» Exercise aim: Reproduce all records exactly.

-*-

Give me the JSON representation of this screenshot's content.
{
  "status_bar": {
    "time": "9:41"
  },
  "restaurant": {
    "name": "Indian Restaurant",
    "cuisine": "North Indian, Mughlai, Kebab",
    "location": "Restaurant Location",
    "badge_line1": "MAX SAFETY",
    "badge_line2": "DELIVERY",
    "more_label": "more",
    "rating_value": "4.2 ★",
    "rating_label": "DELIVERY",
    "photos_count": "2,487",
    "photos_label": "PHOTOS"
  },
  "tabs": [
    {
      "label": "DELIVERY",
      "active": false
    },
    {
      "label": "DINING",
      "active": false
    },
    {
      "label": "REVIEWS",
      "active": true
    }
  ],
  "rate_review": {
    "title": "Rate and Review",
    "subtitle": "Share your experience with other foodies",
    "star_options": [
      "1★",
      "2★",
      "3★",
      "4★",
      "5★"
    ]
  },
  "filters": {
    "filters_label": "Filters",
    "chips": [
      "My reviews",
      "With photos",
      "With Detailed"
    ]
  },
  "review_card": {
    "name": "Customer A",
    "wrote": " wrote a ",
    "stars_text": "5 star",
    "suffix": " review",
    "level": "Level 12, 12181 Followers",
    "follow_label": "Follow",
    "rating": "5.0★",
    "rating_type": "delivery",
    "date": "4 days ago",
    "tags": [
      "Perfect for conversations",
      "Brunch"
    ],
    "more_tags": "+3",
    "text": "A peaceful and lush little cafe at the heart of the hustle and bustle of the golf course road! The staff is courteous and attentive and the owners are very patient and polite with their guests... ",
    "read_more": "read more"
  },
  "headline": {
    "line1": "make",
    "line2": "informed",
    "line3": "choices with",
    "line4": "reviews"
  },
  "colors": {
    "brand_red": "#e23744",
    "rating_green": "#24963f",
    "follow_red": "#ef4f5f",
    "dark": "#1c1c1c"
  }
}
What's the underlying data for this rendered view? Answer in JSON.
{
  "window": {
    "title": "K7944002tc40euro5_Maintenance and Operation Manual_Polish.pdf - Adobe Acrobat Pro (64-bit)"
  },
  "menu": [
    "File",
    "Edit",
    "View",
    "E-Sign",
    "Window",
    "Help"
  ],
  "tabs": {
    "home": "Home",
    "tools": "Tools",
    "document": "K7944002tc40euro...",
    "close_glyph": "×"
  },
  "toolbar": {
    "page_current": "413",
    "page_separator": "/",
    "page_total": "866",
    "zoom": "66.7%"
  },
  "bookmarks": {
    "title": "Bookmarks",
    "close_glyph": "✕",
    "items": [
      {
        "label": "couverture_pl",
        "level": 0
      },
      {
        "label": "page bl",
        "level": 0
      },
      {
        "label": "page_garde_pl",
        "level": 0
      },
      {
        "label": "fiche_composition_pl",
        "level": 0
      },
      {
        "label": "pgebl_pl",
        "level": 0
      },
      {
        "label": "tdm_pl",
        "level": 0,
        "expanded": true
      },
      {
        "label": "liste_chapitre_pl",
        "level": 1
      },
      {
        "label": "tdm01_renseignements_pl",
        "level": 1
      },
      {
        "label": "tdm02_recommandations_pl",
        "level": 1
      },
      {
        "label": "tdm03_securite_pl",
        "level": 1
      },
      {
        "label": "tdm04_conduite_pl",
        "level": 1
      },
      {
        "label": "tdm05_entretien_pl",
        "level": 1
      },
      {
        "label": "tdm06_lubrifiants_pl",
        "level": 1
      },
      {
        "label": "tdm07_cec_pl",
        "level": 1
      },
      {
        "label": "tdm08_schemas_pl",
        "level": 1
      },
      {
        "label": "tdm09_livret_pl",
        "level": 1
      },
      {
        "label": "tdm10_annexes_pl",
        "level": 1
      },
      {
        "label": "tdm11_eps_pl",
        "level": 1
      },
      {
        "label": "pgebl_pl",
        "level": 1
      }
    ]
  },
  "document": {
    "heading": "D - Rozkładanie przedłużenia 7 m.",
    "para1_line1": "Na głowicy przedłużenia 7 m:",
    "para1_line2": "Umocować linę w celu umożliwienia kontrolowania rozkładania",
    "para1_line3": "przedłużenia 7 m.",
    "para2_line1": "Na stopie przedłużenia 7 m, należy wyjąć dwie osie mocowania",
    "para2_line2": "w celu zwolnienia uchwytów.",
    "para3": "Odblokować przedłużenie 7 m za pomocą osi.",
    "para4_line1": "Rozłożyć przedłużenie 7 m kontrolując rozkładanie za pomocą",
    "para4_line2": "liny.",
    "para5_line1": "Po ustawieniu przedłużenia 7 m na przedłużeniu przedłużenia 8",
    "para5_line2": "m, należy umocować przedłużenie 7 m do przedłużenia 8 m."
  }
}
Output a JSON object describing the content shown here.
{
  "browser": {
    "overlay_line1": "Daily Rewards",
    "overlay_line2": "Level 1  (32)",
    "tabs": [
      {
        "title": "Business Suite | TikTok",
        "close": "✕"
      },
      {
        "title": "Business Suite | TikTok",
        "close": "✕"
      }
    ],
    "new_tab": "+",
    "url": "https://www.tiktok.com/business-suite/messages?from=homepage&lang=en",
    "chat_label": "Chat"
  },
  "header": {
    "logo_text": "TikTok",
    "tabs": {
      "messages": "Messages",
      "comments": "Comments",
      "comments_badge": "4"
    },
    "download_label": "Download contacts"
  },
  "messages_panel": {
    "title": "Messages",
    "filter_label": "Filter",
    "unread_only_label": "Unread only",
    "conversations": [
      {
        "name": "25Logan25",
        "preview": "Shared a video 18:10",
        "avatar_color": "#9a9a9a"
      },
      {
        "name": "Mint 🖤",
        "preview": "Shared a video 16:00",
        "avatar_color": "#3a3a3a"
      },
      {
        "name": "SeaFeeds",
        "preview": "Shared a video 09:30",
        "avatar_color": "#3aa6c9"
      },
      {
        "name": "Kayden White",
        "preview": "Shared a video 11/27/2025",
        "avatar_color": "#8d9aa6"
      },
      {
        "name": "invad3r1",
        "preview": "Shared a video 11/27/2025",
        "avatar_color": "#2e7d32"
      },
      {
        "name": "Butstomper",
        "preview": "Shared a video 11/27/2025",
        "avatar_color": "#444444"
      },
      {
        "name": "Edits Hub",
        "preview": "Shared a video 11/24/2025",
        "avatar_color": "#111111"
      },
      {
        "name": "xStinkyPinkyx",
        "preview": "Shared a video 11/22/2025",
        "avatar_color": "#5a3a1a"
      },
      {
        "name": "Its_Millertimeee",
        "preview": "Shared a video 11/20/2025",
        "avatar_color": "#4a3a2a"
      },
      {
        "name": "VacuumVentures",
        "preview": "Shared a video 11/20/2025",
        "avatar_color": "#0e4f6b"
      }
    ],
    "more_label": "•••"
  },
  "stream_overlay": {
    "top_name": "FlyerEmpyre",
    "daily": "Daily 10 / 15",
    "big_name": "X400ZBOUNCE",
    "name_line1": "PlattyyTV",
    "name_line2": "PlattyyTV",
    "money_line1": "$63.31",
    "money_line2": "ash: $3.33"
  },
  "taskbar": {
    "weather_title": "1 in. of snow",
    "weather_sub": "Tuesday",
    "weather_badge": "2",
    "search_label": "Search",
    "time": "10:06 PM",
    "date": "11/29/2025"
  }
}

-*-

» Full solution:
Give me the JSON representation of this screenshot's content.
{
  "status_bar": {
    "time": "9:41"
  },
  "restaurant": {
    "name": "Indian Restaurant",
    "cuisine": "North Indian, Mughlai, Kebab",
    "location": "Restaurant Location",
    "badge_line1": "MAX SAFETY",
    "badge_line2": "DELIVERY",
    "more_label": "more",
    "rating_value": "4.2 ★",
    "rating_label": "DELIVERY",
    "photos_count": "2,487",
    "photos_label": "PHOTOS"
  },
  "tabs": [
    {
      "label": "DELIVERY",
      "active": false
    },
    {
      "label": "DINING",
      "active": false
    },
    {
      "label": "REVIEWS",
      "active": true
    }
  ],
  "rate_review": {
    "title": "Rate and Review",
    "subtitle": "Share your experience with other foodies",
    "star_options": [
      "1★",
      "2★",
      "3★",
      "4★",
      "5★"
    ]
  },
  "filters": {
    "filters_label": "Filters",
    "chips": [
      "My reviews",
      "With photos",
      "With Detailed"
    ]
  },
  "review_card": {
    "name": "Customer A",
    "wrote": " wrote a ",
    "stars_text": "5 star",
    "suffix": " review",
    "level": "Level 12, 12181 Followers",
    "follow_label": "Follow",
    "rating": "5.0★",
    "rating_type": "delivery",
    "date": "4 days ago",
    "tags": [
      "Perfect for conversations",
      "Brunch"
    ],
    "more_tags": "+3",
    "text": "A peaceful and lush little cafe at the heart of the hustle and bustle of the golf course road! The staff is courteous and attentive and the owners are very patient and polite with their guests... ",
    "read_more": "read more"
  },
  "headline": {
    "line1": "make",
    "line2": "informed",
    "line3": "choices with",
    "line4": "reviews"
  },
  "colors": {
    "brand_red": "#e23744",
    "rating_green": "#24963f",
    "follow_red": "#ef4f5f",
    "dark": "#1c1c1c"
  }
}
What's the underlying data for this rendered view? Answer in JSON.
{
  "window": {
    "title": "K7944002tc40euro5_Maintenance and Operation Manual_Polish.pdf - Adobe Acrobat Pro (64-bit)"
  },
  "menu": [
    "File",
    "Edit",
    "View",
    "E-Sign",
    "Window",
    "Help"
  ],
  "tabs": {
    "home": "Home",
    "tools": "Tools",
    "document": "K7944002tc40euro...",
    "close_glyph": "×"
  },
  "toolbar": {
    "page_current": "413",
    "page_separator": "/",
    "page_total": "866",
    "zoom": "66.7%"
  },
  "bookmarks": {
    "title": "Bookmarks",
    "close_glyph": "✕",
    "items": [
      {
        "label": "couverture_pl",
        "level": 0
      },
      {
        "label": "page bl",
        "level": 0
      },
      {
        "label": "page_garde_pl",
        "level": 0
      },
      {
        "label": "fiche_composition_pl",
        "level": 0
      },
      {
        "label": "pgebl_pl",
        "level": 0
      },
      {
        "label": "tdm_pl",
        "level": 0,
        "expanded": true
      },
      {
        "label": "liste_chapitre_pl",
        "level": 1
      },
      {
        "label": "tdm01_renseignements_pl",
        "level": 1
      },
      {
        "label": "tdm02_recommandations_pl",
        "level": 1
      },
      {
        "label": "tdm03_securite_pl",
        "level": 1
      },
      {
        "label": "tdm04_conduite_pl",
        "level": 1
      },
      {
        "label": "tdm05_entretien_pl",
        "level": 1
      },
      {
        "label": "tdm06_lubrifiants_pl",
        "level": 1
      },
      {
        "label": "tdm07_cec_pl",
        "level": 1
      },
      {
        "label": "tdm08_schemas_pl",
        "level": 1
      },
      {
        "label": "tdm09_livret_pl",
        "level": 1
      },
      {
        "label": "tdm10_annexes_pl",
        "level": 1
      },
      {
        "label": "tdm11_eps_pl",
        "level": 1
      },
      {
        "label": "pgebl_pl",
        "level": 1
      }
    ]
  },
  "document": {
    "heading": "D - Rozkładanie przedłużenia 7 m.",
    "para1_line1": "Na głowicy przedłużenia 7 m:",
    "para1_line2": "Umocować linę w celu umożliwienia kontrolowania rozkładania",
    "para1_line3": "przedłużenia 7 m.",
    "para2_line1": "Na stopie przedłużenia 7 m, należy wyjąć dwie osie mocowania",
    "para2_line2": "w celu zwolnienia uchwytów.",
    "para3": "Odblokować przedłużenie 7 m za pomocą osi.",
    "para4_line1": "Rozłożyć przedłużenie 7 m kontrolując rozkładanie za pomocą",
    "para4_line2": "liny.",
    "para5_line1": "Po ustawieniu przedłużenia 7 m na przedłużeniu przedłużenia 8",
    "para5_line2": "m, należy umocować przedłużenie 7 m do przedłużenia 8 m."
  }
}
Output a JSON object describing the content shown here.
{
  "browser": {
    "overlay_line1": "Daily Rewards",
    "overlay_line2": "Level 1  (32)",
    "tabs": [
      {
        "title": "Business Suite | TikTok",
        "close": "✕"
      },
      {
        "title": "Business Suite | TikTok",
        "close": "✕"
      }
    ],
    "new_tab": "+",
    "url": "https://www.tiktok.com/business-suite/messages?from=homepage&lang=en",
    "chat_label": "Chat"
  },
  "header": {
    "logo_text": "TikTok",
    "tabs": {
      "messages": "Messages",
      "comments": "Comments",
      "comments_badge": "4"
    },
    "download_label": "Download contacts"
  },
  "messages_panel": {
    "title": "Messages",
    "filter_label": "Filter",
    "unread_only_label": "Unread only",
    "conversations": [
      {
        "name": "25Logan25",
        "preview": "Shared a video 18:10",
        "avatar_color": "#9a9a9a"
      },
      {
        "name": "Mint 🖤",
        "preview": "Shared a video 16:00",
        "avatar_color": "#3a3a3a"
      },
      {
        "name": "SeaFeeds",
        "preview": "Shared a video 09:30",
        "avatar_color": "#3aa6c9"
      },
      {
        "name": "Kayden White",
        "preview": "Shared a video 11/27/2025",
        "avatar_color": "#8d9aa6"
      },
      {
        "name": "invad3r1",
        "preview": "Shared a video 11/27/2025",
        "avatar_color": "#2e7d32"
      },
      {
        "name": "Butstomper",
        "preview": "Shared a video 11/27/2025",
        "avatar_color": "#444444"
      },
      {
        "name": "Edits Hub",
        "preview": "Shared a video 11/24/2025",
        "avatar_color": "#111111"
      },
      {
        "name": "xStinkyPinkyx",
        "preview": "Shared a video 11/22/2025",
        "avatar_color": "#5a3a1a"
      },
      {
        "name": "Its_Millertimeee",
        "preview": "Shared a video 11/20/2025",
        "avatar_color": "#4a3a2a"
      },
      {
        "name": "VacuumVentures",
        "preview": "Shared a video 11/20/2025",
        "avatar_color": "#0e4f6b"
      }
    ],
    "more_label": "•••"
  },
  "stream_overlay": {
    "top_name": "FlyerEmpyre",
    "daily": "Daily 10 / 15",
    "big_name": "X400ZBOUNCE",
    "name_line1": "PlattyyTV",
    "name_line2": "PlattyyTV",
    "money_line1": "$63.31",
    "money_line2": "ash: $3.33"
  },
  "taskbar": {
    "weather_title": "1 in. of snow",
    "weather_sub": "Tuesday",
    "weather_badge": "2",
    "search_label": "Search",
    "time": "10:06 PM",
    "date": "11/29/2025"
  }
}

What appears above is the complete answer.